>> BEGIN

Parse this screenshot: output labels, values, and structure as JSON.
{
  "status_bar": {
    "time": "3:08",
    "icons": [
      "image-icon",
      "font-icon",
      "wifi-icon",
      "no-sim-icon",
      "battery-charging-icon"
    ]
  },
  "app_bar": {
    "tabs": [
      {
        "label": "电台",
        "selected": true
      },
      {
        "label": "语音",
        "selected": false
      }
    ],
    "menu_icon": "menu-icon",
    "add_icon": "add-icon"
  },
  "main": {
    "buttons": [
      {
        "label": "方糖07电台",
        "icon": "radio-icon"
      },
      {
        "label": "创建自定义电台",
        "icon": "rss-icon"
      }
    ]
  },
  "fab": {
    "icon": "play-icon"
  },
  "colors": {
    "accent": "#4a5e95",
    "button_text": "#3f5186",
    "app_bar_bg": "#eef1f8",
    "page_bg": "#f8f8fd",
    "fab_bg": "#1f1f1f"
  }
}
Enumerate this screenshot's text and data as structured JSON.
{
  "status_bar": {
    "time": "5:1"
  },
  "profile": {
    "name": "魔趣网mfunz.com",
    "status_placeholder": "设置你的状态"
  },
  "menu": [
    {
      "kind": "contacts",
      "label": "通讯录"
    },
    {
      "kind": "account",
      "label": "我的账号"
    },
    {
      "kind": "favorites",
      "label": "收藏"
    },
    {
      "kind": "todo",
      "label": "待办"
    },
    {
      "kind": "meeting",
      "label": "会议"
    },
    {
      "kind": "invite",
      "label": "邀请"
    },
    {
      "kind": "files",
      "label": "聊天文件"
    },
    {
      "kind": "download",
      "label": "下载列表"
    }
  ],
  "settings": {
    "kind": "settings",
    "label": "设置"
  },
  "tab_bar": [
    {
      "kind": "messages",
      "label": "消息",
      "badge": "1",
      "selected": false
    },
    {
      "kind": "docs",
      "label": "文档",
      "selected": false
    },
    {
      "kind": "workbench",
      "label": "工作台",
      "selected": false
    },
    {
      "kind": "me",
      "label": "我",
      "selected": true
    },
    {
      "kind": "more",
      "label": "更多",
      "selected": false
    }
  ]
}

>> END

[Instruction] Faithfully transcribe the whole of the data.

[Solution]
Parse this screenshot: output labels, values, and structure as JSON.
{
  "status_bar": {
    "time": "3:08",
    "icons": [
      "image-icon",
      "font-icon",
      "wifi-icon",
      "no-sim-icon",
      "battery-charging-icon"
    ]
  },
  "app_bar": {
    "tabs": [
      {
        "label": "电台",
        "selected": true
      },
      {
        "label": "语音",
        "selected": false
      }
    ],
    "menu_icon": "menu-icon",
    "add_icon": "add-icon"
  },
  "main": {
    "buttons": [
      {
        "label": "方糖07电台",
        "icon": "radio-icon"
      },
      {
        "label": "创建自定义电台",
        "icon": "rss-icon"
      }
    ]
  },
  "fab": {
    "icon": "play-icon"
  },
  "colors": {
    "accent": "#4a5e95",
    "button_text": "#3f5186",
    "app_bar_bg": "#eef1f8",
    "page_bg": "#f8f8fd",
    "fab_bg": "#1f1f1f"
  }
}
Enumerate this screenshot's text and data as structured JSON.
{
  "status_bar": {
    "time": "5:1"
  },
  "profile": {
    "name": "魔趣网mfunz.com",
    "status_placeholder": "设置你的状态"
  },
  "menu": [
    {
      "kind": "contacts",
      "label": "通讯录"
    },
    {
      "kind": "account",
      "label": "我的账号"
    },
    {
      "kind": "favorites",
      "label": "收藏"
    },
    {
      "kind": "todo",
      "label": "待办"
    },
    {
      "kind": "meeting",
      "label": "会议"
    },
    {
      "kind": "invite",
      "label": "邀请"
    },
    {
      "kind": "files",
      "label": "聊天文件"
    },
    {
      "kind": "download",
      "label": "下载列表"
    }
  ],
  "settings": {
    "kind": "settings",
    "label": "设置"
  },
  "tab_bar": [
    {
      "kind": "messages",
      "label": "消息",
      "badge": "1",
      "selected": false
    },
    {
      "kind": "docs",
      "label": "文档",
      "selected": false
    },
    {
      "kind": "workbench",
      "label": "工作台",
      "selected": false
    },
    {
      "kind": "me",
      "label": "我",
      "selected": true
    },
    {
      "kind": "more",
      "label": "更多",
      "selected": false
    }
  ]
}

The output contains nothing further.